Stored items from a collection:
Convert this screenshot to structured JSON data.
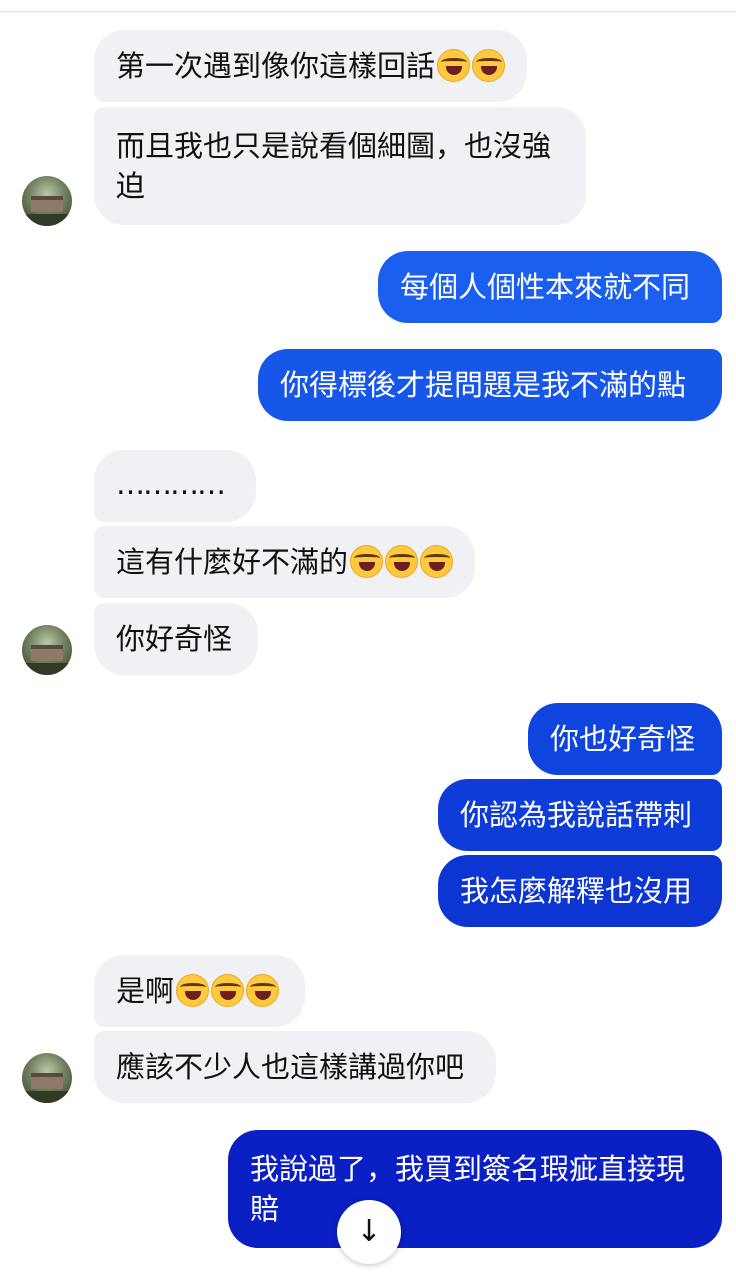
{
  "messages": [
    {
      "id": "m1",
      "dir": "in",
      "text": "第一次遇到像你這樣回話",
      "emoji": 2
    },
    {
      "id": "m2",
      "dir": "in",
      "lines": [
        "而且我也只是說看個細圖，也沒強",
        "迫"
      ]
    },
    {
      "id": "m3",
      "dir": "out",
      "text": "每個人個性本來就不同",
      "color": "#1a5ff0"
    },
    {
      "id": "m4",
      "dir": "out",
      "text": "你得標後才提問題是我不滿的點",
      "color": "#1657ea"
    },
    {
      "id": "m5",
      "dir": "in",
      "text": "…………"
    },
    {
      "id": "m6",
      "dir": "in",
      "text": "這有什麼好不滿的",
      "emoji": 3
    },
    {
      "id": "m7",
      "dir": "in",
      "text": "你好奇怪"
    },
    {
      "id": "m8",
      "dir": "out",
      "text": "你也好奇怪",
      "color": "#0f45de"
    },
    {
      "id": "m9",
      "dir": "out",
      "text": "你認為我說話帶刺",
      "color": "#0e3cd8"
    },
    {
      "id": "m10",
      "dir": "out",
      "text": "我怎麼解釋也沒用",
      "color": "#0d35d2"
    },
    {
      "id": "m11",
      "dir": "in",
      "text": "是啊",
      "emoji": 3
    },
    {
      "id": "m12",
      "dir": "in",
      "text": "應該不少人也這樣講過你吧"
    },
    {
      "id": "m13",
      "dir": "out",
      "lines": [
        "我說過了，我買到簽名瑕疵直接現",
        "賠"
      ],
      "color": "#0a1fc4"
    }
  ],
  "icons": {
    "emoji": "face-with-tears-of-joy-icon",
    "scroll": "arrow-down-icon",
    "avatar": "contact-avatar"
  },
  "scroll_button": {
    "glyph": "↓"
  }
}
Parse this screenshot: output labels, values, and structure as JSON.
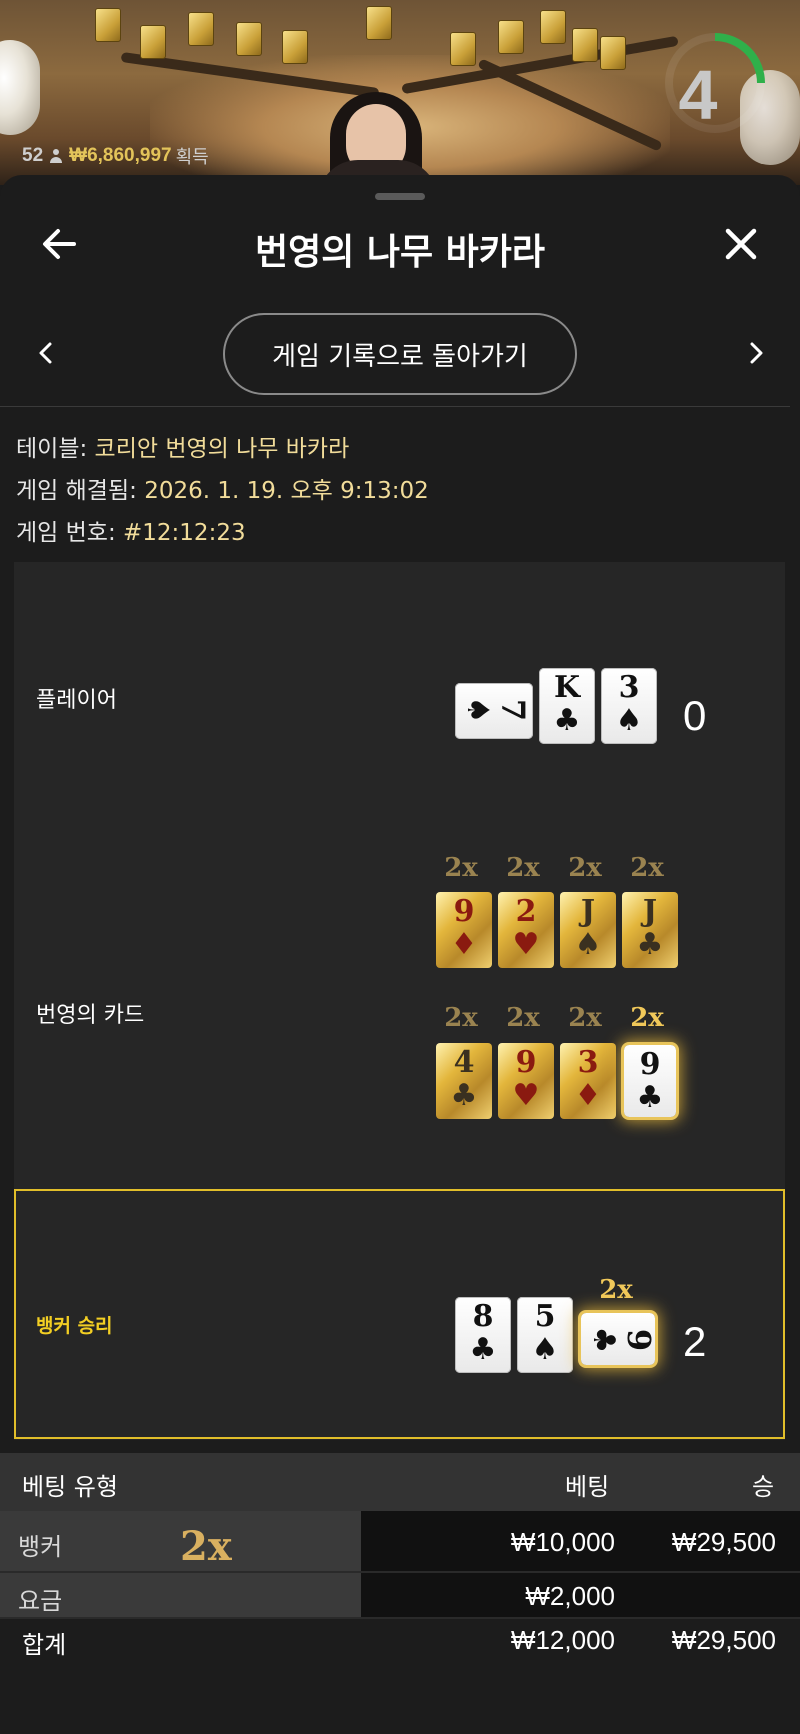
{
  "video": {
    "player_count": "52",
    "total_won": "₩6,860,997",
    "won_label": "획득",
    "countdown": "4",
    "countdown_fraction": 0.25
  },
  "header": {
    "title": "번영의 나무 바카라",
    "history_button": "게임 기록으로 돌아가기"
  },
  "info": {
    "table_label": "테이블:",
    "table_value": "코리안 번영의 나무 바카라",
    "resolved_label": "게임 해결됨:",
    "resolved_value": "2026. 1. 19. 오후 9:13:02",
    "game_no_label": "게임 번호:",
    "game_no_value": "#12:12:23"
  },
  "result": {
    "player": {
      "label": "플레이어",
      "score": "0",
      "cards": [
        {
          "rank": "7",
          "suit": "♠",
          "sideways": true
        },
        {
          "rank": "K",
          "suit": "♣",
          "sideways": false
        },
        {
          "rank": "3",
          "suit": "♠",
          "sideways": false
        }
      ]
    },
    "lucky": {
      "label": "번영의 카드",
      "row1": [
        {
          "mult": "2x",
          "rank": "9",
          "suit": "♦",
          "color": "red"
        },
        {
          "mult": "2x",
          "rank": "2",
          "suit": "♥",
          "color": "red"
        },
        {
          "mult": "2x",
          "rank": "J",
          "suit": "♠",
          "color": "black"
        },
        {
          "mult": "2x",
          "rank": "J",
          "suit": "♣",
          "color": "black"
        }
      ],
      "row2": [
        {
          "mult": "2x",
          "rank": "4",
          "suit": "♣",
          "color": "black"
        },
        {
          "mult": "2x",
          "rank": "9",
          "suit": "♥",
          "color": "red"
        },
        {
          "mult": "2x",
          "rank": "3",
          "suit": "♦",
          "color": "red"
        },
        {
          "mult": "2x",
          "rank": "9",
          "suit": "♣",
          "color": "black",
          "matched": true
        }
      ]
    },
    "banker": {
      "label": "뱅커 승리",
      "score": "2",
      "third_card_mult": "2x",
      "cards": [
        {
          "rank": "8",
          "suit": "♣",
          "sideways": false
        },
        {
          "rank": "5",
          "suit": "♠",
          "sideways": false
        },
        {
          "rank": "9",
          "suit": "♣",
          "sideways": true
        }
      ]
    }
  },
  "bets": {
    "headers": {
      "type": "베팅 유형",
      "bet": "베팅",
      "win": "승"
    },
    "rows": [
      {
        "type": "뱅커",
        "multiplier": "2x",
        "bet": "₩10,000",
        "win": "₩29,500"
      },
      {
        "type": "요금",
        "bet": "₩2,000",
        "win": ""
      }
    ],
    "total": {
      "type": "합계",
      "bet": "₩12,000",
      "win": "₩29,500"
    }
  },
  "colors": {
    "accent_gold": "#e3c45a",
    "banker_highlight": "#e1be2a",
    "timer_green": "#2fb04a"
  }
}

Written exercise: Output all the records, word for word, with no pictures in the copy.

Problem solution:
Convert this screenshot to structured JSON data.
{
  "messages": [
    {
      "id": "m1",
      "dir": "in",
      "text": "第一次遇到像你這樣回話",
      "emoji": 2
    },
    {
      "id": "m2",
      "dir": "in",
      "lines": [
        "而且我也只是說看個細圖，也沒強",
        "迫"
      ]
    },
    {
      "id": "m3",
      "dir": "out",
      "text": "每個人個性本來就不同",
      "color": "#1a5ff0"
    },
    {
      "id": "m4",
      "dir": "out",
      "text": "你得標後才提問題是我不滿的點",
      "color": "#1657ea"
    },
    {
      "id": "m5",
      "dir": "in",
      "text": "…………"
    },
    {
      "id": "m6",
      "dir": "in",
      "text": "這有什麼好不滿的",
      "emoji": 3
    },
    {
      "id": "m7",
      "dir": "in",
      "text": "你好奇怪"
    },
    {
      "id": "m8",
      "dir": "out",
      "text": "你也好奇怪",
      "color": "#0f45de"
    },
    {
      "id": "m9",
      "dir": "out",
      "text": "你認為我說話帶刺",
      "color": "#0e3cd8"
    },
    {
      "id": "m10",
      "dir": "out",
      "text": "我怎麼解釋也沒用",
      "color": "#0d35d2"
    },
    {
      "id": "m11",
      "dir": "in",
      "text": "是啊",
      "emoji": 3
    },
    {
      "id": "m12",
      "dir": "in",
      "text": "應該不少人也這樣講過你吧"
    },
    {
      "id": "m13",
      "dir": "out",
      "lines": [
        "我說過了，我買到簽名瑕疵直接現",
        "賠"
      ],
      "color": "#0a1fc4"
    }
  ],
  "icons": {
    "emoji": "face-with-tears-of-joy-icon",
    "scroll": "arrow-down-icon",
    "avatar": "contact-avatar"
  },
  "scroll_button": {
    "glyph": "↓"
  }
}
Parse this screenshot: output labels, values, and structure as JSON.
{
  "video": {
    "player_count": "52",
    "total_won": "₩6,860,997",
    "won_label": "획득",
    "countdown": "4",
    "countdown_fraction": 0.25
  },
  "header": {
    "title": "번영의 나무 바카라",
    "history_button": "게임 기록으로 돌아가기"
  },
  "info": {
    "table_label": "테이블:",
    "table_value": "코리안 번영의 나무 바카라",
    "resolved_label": "게임 해결됨:",
    "resolved_value": "2026. 1. 19. 오후 9:13:02",
    "game_no_label": "게임 번호:",
    "game_no_value": "#12:12:23"
  },
  "result": {
    "player": {
      "label": "플레이어",
      "score": "0",
      "cards": [
        {
          "rank": "7",
          "suit": "♠",
          "sideways": true
        },
        {
          "rank": "K",
          "suit": "♣",
          "sideways": false
        },
        {
          "rank": "3",
          "suit": "♠",
          "sideways": false
        }
      ]
    },
    "lucky": {
      "label": "번영의 카드",
      "row1": [
        {
          "mult": "2x",
          "rank": "9",
          "suit": "♦",
          "color": "red"
        },
        {
          "mult": "2x",
          "rank": "2",
          "suit": "♥",
          "color": "red"
        },
        {
          "mult": "2x",
          "rank": "J",
          "suit": "♠",
          "color": "black"
        },
        {
          "mult": "2x",
          "rank": "J",
          "suit": "♣",
          "color": "black"
        }
      ],
      "row2": [
        {
          "mult": "2x",
          "rank": "4",
          "suit": "♣",
          "color": "black"
        },
        {
          "mult": "2x",
          "rank": "9",
          "suit": "♥",
          "color": "red"
        },
        {
          "mult": "2x",
          "rank": "3",
          "suit": "♦",
          "color": "red"
        },
        {
          "mult": "2x",
          "rank": "9",
          "suit": "♣",
          "color": "black",
          "matched": true
        }
      ]
    },
    "banker": {
      "label": "뱅커 승리",
      "score": "2",
      "third_card_mult": "2x",
      "cards": [
        {
          "rank": "8",
          "suit": "♣",
          "sideways": false
        },
        {
          "rank": "5",
          "suit": "♠",
          "sideways": false
        },
        {
          "rank": "9",
          "suit": "♣",
          "sideways": true
        }
      ]
    }
  },
  "bets": {
    "headers": {
      "type": "베팅 유형",
      "bet": "베팅",
      "win": "승"
    },
    "rows": [
      {
        "type": "뱅커",
        "multiplier": "2x",
        "bet": "₩10,000",
        "win": "₩29,500"
      },
      {
        "type": "요금",
        "bet": "₩2,000",
        "win": ""
      }
    ],
    "total": {
      "type": "합계",
      "bet": "₩12,000",
      "win": "₩29,500"
    }
  },
  "colors": {
    "accent_gold": "#e3c45a",
    "banker_highlight": "#e1be2a",
    "timer_green": "#2fb04a"
  }
}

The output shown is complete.